- Task prompt
Print every row below word for word, leaving out the pictures.

— start of Input records —

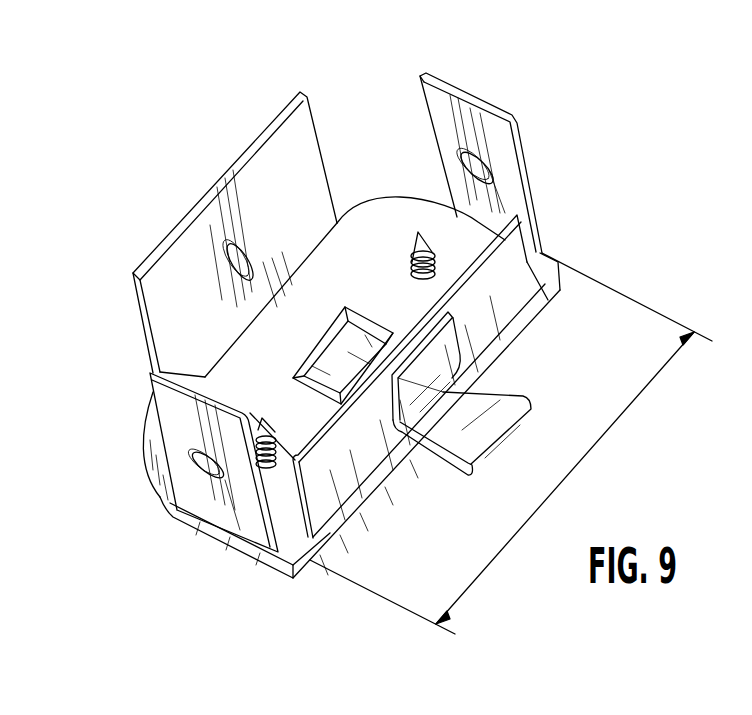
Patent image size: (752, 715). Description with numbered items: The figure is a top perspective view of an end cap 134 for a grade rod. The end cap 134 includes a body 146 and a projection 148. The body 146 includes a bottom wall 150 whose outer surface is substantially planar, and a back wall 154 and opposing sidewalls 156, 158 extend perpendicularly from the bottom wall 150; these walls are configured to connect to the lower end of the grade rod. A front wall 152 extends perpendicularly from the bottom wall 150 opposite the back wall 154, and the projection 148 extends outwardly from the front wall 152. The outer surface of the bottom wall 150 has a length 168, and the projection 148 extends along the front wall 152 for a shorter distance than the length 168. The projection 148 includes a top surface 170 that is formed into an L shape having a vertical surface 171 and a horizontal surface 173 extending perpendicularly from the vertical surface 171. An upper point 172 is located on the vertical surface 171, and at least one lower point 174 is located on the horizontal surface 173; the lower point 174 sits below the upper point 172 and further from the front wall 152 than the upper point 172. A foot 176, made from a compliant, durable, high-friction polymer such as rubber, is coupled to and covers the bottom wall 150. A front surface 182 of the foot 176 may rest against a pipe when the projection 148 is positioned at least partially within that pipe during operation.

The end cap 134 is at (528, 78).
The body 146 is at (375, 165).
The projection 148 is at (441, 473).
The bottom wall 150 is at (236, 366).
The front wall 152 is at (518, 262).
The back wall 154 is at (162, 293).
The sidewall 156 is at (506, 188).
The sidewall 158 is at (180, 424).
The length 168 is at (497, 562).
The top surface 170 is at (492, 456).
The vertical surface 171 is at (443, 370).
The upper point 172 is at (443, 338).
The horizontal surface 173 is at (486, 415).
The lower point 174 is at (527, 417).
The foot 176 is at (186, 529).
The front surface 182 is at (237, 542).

— end of Input records —

- Result for this exercise
Patent image size: (752, 715). Description with numbered items: The figure is a top perspective view of an end cap 134 for a grade rod. The end cap 134 includes a body 146 and a projection 148. The body 146 includes a bottom wall 150 whose outer surface is substantially planar, and a back wall 154 and opposing sidewalls 156, 158 extend perpendicularly from the bottom wall 150; these walls are configured to connect to the lower end of the grade rod. A front wall 152 extends perpendicularly from the bottom wall 150 opposite the back wall 154, and the projection 148 extends outwardly from the front wall 152. The outer surface of the bottom wall 150 has a length 168, and the projection 148 extends along the front wall 152 for a shorter distance than the length 168. The projection 148 includes a top surface 170 that is formed into an L shape having a vertical surface 171 and a horizontal surface 173 extending perpendicularly from the vertical surface 171. An upper point 172 is located on the vertical surface 171, and at least one lower point 174 is located on the horizontal surface 173; the lower point 174 sits below the upper point 172 and further from the front wall 152 than the upper point 172. A foot 176, made from a compliant, durable, high-friction polymer such as rubber, is coupled to and covers the bottom wall 150. A front surface 182 of the foot 176 may rest against a pipe when the projection 148 is positioned at least partially within that pipe during operation.

The end cap 134 is at (528, 78).
The body 146 is at (375, 165).
The projection 148 is at (441, 473).
The bottom wall 150 is at (236, 366).
The front wall 152 is at (518, 262).
The back wall 154 is at (162, 293).
The sidewall 156 is at (506, 188).
The sidewall 158 is at (180, 424).
The length 168 is at (497, 562).
The top surface 170 is at (492, 456).
The vertical surface 171 is at (443, 370).
The upper point 172 is at (443, 338).
The horizontal surface 173 is at (486, 415).
The lower point 174 is at (527, 417).
The foot 176 is at (186, 529).
The front surface 182 is at (237, 542).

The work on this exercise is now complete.